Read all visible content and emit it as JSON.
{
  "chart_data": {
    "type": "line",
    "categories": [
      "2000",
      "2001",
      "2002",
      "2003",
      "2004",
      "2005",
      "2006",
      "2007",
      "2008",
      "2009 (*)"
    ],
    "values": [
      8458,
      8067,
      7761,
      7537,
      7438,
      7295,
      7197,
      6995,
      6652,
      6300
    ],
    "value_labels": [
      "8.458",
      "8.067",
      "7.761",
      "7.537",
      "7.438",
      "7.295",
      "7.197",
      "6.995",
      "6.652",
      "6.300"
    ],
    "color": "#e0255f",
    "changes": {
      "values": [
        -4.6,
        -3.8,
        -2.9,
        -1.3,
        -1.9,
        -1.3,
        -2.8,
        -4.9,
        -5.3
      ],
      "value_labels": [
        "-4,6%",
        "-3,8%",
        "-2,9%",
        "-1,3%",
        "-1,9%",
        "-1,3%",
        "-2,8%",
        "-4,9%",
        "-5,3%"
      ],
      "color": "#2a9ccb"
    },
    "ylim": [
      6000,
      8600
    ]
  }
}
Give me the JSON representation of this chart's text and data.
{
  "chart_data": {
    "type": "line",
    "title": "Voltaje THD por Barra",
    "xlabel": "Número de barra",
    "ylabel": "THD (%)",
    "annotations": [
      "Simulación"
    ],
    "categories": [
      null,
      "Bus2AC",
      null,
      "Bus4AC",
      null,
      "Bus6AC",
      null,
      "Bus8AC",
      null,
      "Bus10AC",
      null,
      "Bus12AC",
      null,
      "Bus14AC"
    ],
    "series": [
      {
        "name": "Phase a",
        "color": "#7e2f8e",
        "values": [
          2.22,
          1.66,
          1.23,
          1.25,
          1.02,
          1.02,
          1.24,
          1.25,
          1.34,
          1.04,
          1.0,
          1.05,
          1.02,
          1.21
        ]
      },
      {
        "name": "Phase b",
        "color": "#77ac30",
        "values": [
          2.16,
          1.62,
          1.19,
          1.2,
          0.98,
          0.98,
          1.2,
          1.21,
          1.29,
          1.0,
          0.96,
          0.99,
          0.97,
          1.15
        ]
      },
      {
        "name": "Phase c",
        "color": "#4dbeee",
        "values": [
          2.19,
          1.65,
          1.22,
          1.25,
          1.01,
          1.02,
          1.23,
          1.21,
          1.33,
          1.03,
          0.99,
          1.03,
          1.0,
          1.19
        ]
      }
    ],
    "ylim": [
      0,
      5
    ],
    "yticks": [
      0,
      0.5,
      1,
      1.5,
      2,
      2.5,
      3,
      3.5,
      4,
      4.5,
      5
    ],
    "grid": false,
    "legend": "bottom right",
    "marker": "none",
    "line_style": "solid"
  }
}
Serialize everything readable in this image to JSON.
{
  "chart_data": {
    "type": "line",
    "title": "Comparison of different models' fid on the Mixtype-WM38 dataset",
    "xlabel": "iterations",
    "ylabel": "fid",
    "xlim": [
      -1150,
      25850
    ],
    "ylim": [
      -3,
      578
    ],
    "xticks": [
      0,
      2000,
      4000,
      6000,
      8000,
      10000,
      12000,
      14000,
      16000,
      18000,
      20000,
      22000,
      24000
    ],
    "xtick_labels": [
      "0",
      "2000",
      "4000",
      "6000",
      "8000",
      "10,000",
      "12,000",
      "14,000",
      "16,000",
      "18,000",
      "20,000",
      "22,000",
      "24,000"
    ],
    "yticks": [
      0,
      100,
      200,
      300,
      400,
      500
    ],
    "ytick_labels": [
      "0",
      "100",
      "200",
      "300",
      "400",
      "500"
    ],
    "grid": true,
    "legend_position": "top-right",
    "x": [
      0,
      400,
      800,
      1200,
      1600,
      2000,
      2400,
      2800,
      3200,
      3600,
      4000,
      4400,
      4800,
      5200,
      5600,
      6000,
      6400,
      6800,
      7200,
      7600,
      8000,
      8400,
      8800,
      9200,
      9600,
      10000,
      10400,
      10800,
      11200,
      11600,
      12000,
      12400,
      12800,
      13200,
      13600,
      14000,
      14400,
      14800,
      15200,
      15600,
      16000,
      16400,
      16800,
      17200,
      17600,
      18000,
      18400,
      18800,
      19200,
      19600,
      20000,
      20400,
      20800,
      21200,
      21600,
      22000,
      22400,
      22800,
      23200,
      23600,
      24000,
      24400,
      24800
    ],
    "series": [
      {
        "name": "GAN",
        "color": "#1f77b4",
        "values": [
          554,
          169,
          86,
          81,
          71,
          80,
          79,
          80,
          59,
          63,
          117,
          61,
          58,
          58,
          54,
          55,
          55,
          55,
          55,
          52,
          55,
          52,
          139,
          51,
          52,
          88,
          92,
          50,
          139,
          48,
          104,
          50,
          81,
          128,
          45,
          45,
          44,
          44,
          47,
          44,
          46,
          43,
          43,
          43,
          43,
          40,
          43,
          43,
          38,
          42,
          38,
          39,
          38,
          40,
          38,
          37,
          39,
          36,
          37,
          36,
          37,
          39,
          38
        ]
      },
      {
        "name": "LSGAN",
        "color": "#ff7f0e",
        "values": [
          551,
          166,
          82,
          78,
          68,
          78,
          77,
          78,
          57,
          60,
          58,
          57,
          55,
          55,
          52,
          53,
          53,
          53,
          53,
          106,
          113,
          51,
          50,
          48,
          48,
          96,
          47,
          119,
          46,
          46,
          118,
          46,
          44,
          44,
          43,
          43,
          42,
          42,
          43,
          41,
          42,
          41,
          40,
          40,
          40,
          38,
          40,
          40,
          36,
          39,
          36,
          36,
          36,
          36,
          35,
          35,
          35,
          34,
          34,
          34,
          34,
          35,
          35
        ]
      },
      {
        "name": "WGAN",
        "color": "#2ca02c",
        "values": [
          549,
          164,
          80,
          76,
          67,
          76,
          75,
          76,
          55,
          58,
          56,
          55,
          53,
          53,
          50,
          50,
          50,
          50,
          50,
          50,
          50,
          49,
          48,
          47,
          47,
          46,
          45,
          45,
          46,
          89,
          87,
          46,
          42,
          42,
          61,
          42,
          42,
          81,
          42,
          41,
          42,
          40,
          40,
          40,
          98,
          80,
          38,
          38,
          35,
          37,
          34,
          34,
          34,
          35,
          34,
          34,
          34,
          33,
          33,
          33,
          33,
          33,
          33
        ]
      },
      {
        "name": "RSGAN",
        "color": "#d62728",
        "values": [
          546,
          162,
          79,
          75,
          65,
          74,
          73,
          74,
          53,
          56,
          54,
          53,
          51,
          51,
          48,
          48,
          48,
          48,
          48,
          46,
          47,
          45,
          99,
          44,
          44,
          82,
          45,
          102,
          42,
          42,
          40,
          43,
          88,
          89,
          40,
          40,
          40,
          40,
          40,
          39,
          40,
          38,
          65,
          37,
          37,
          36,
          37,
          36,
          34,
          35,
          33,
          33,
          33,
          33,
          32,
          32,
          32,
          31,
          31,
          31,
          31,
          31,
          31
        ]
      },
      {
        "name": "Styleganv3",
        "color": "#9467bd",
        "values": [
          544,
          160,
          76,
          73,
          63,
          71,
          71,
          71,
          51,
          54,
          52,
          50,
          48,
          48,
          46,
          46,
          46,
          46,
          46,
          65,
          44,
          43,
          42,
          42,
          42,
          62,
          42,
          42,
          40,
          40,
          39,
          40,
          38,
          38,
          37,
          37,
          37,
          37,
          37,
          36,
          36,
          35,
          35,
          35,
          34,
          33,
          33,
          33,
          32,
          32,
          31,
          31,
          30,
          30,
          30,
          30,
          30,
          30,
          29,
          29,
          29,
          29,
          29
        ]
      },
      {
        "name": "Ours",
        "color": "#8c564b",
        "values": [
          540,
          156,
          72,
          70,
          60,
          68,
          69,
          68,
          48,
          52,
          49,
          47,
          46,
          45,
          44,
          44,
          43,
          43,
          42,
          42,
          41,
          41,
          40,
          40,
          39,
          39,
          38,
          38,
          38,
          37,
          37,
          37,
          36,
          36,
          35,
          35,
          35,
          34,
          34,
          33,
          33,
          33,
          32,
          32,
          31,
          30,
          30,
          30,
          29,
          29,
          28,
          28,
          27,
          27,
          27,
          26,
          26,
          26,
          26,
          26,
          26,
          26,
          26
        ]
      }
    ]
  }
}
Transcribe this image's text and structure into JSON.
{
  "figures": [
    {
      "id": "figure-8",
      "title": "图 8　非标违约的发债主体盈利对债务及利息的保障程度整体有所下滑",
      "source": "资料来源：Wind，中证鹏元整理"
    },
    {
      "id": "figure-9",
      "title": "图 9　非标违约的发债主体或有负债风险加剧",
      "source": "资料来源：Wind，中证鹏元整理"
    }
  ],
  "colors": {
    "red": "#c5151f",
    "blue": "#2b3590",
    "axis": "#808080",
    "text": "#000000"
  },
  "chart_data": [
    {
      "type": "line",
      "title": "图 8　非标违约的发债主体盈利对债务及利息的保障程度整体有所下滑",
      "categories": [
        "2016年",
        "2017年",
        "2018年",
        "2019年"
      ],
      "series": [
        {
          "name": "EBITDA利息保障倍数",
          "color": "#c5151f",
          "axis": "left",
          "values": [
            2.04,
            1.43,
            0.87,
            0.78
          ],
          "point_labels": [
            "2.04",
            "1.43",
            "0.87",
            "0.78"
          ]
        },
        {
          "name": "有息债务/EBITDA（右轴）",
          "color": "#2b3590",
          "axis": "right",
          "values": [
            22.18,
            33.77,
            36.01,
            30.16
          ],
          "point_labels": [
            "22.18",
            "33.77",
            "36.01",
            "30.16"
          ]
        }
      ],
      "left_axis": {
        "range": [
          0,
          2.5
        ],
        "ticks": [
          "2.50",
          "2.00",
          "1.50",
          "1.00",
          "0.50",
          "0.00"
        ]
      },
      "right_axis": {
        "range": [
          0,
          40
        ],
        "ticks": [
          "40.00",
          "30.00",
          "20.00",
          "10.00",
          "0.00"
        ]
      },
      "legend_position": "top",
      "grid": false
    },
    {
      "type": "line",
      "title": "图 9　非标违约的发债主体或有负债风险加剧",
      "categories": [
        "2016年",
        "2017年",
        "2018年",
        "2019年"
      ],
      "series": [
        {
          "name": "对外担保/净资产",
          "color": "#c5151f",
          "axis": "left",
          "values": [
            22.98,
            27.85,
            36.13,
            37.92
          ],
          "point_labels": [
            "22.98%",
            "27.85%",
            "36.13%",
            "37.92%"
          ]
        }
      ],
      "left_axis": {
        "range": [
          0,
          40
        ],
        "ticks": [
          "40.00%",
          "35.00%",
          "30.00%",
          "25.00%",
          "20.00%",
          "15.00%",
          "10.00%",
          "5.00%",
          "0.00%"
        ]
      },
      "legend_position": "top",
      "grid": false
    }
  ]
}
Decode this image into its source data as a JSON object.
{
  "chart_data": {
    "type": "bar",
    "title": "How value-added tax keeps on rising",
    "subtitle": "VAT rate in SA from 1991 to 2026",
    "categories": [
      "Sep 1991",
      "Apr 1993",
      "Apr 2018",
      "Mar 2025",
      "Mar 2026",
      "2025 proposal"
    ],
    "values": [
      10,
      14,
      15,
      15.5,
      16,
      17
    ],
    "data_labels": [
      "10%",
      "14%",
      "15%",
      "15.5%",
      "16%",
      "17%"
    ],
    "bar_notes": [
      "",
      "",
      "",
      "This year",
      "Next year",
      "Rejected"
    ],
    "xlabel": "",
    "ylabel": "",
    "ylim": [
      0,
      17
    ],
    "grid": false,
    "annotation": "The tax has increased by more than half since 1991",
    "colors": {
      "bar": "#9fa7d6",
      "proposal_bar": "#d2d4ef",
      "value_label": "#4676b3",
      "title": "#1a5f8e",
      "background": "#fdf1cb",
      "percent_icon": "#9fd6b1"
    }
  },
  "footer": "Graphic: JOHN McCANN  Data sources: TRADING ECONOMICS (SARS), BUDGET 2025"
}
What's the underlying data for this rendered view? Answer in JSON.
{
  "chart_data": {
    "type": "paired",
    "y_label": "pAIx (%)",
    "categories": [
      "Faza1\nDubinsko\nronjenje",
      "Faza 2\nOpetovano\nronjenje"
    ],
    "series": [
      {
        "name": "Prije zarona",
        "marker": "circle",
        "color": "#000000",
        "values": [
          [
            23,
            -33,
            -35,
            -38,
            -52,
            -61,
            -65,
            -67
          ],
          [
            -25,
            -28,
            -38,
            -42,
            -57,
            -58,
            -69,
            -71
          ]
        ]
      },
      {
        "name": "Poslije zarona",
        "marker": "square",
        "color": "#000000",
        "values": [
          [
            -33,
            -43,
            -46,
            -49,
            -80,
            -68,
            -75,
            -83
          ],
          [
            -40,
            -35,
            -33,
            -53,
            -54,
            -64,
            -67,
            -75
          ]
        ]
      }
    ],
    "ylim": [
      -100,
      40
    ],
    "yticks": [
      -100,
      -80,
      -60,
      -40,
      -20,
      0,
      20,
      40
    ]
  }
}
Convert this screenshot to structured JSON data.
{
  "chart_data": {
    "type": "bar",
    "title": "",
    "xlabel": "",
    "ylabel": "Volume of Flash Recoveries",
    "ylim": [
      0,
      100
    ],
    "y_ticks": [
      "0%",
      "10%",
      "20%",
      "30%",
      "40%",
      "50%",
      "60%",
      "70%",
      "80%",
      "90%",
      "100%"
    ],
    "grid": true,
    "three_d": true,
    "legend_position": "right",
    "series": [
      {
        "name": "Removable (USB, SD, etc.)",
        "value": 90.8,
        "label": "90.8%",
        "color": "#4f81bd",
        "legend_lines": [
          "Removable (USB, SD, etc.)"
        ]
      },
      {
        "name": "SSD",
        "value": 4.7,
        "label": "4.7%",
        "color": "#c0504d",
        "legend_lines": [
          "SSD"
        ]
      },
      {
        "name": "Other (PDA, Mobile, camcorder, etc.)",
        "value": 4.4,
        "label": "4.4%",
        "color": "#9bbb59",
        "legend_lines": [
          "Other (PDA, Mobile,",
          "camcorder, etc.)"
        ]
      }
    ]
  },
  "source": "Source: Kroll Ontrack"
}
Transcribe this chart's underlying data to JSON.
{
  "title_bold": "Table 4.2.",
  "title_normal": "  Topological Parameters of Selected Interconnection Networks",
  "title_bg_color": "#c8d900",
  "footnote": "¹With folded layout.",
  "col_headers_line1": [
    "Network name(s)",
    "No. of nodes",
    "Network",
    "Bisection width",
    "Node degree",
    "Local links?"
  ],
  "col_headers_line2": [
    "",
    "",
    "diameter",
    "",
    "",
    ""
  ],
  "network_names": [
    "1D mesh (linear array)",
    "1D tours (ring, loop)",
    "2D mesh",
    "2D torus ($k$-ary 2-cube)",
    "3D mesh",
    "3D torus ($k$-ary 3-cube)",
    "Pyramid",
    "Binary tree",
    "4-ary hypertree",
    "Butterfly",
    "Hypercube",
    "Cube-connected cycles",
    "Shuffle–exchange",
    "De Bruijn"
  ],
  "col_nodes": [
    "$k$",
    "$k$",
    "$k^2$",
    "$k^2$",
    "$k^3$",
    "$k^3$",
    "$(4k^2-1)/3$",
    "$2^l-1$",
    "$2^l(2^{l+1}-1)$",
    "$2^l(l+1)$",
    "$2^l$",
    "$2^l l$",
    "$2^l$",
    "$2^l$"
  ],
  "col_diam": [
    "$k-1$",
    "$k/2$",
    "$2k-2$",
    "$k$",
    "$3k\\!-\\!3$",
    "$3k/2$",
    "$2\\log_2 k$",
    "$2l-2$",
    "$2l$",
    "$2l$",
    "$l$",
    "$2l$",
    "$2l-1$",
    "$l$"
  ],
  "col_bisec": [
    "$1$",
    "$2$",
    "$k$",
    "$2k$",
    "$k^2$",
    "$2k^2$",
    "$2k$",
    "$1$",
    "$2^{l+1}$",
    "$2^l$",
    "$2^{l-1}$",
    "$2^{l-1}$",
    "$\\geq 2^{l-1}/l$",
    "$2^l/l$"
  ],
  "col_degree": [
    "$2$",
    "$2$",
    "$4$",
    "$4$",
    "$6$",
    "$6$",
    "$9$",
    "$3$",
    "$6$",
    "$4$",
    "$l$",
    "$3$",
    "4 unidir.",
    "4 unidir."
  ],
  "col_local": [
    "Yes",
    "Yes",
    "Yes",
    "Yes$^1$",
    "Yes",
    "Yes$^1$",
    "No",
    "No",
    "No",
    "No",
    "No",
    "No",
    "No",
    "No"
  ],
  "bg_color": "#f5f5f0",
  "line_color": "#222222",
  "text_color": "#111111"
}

▶ _Your objective_
In the lines above, find each one with "Transcribe" and list it.

▶ _Final answer_
Transcribe this image's text and structure into JSON.
Transcribe this chart's underlying data to JSON.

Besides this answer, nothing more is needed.